Data records →
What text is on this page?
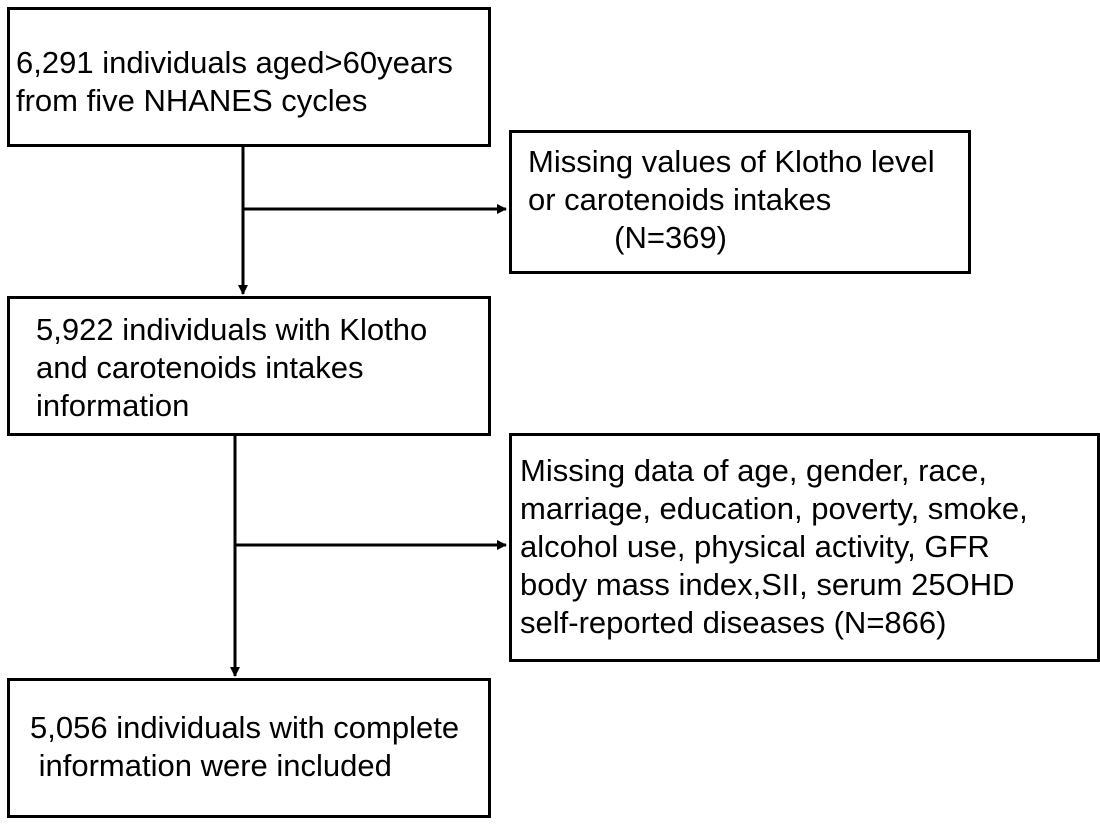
6,291 individuals aged>60years
from five NHANES cycles
Missing values of Klotho level
or carotenoids intakes
(N=369)
5,922 individuals with Klotho
and carotenoids intakes
information
Missing data of age, gender, race,
marriage, education, poverty, smoke,
alcohol use, physical activity, GFR
body mass index,SII, serum 25OHD
self-reported diseases (N=866)
5,056 individuals with complete
information were included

Instruction →
Using the records given above, list every line that includes the word "with".

Full solution →
5,922 individuals with Klotho
5,056 individuals with complete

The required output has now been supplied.